Extract each line of the records below that contains the string "frame", treating uppercase and lowercase letters as distinct.

═══ Records shown

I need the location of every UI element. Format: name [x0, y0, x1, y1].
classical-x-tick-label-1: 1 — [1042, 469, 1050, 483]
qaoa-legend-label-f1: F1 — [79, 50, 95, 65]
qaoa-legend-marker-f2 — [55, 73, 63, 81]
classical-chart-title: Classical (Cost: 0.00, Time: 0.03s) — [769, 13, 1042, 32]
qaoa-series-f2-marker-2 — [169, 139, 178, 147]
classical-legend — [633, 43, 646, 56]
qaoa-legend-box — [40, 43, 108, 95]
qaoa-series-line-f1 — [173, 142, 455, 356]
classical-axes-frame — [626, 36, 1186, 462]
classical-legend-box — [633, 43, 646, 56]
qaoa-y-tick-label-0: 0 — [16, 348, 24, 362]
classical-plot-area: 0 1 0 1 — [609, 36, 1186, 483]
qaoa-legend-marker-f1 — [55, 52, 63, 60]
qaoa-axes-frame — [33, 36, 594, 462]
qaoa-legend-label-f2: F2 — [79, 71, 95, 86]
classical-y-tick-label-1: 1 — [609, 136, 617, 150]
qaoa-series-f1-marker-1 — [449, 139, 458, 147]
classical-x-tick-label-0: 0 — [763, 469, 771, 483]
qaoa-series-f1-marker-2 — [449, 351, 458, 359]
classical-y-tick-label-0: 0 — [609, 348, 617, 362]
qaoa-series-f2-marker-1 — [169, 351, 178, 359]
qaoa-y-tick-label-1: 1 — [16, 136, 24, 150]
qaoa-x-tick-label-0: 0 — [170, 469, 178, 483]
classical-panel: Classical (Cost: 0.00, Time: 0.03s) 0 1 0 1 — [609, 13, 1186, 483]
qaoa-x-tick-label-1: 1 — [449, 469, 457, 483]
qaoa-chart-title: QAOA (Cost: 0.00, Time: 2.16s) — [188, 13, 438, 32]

══════
═══ Records shown

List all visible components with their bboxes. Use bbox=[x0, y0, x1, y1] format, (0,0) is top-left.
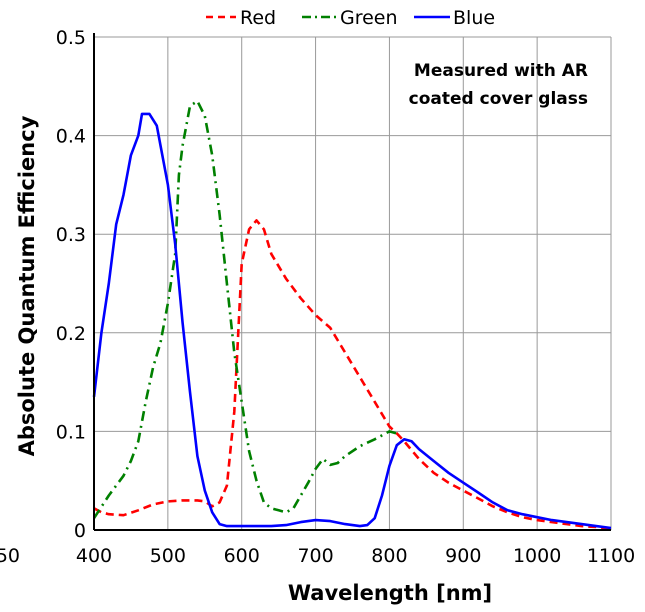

══════

## Final result
classical-axes-frame — [626, 36, 1186, 462]
qaoa-axes-frame — [33, 36, 594, 462]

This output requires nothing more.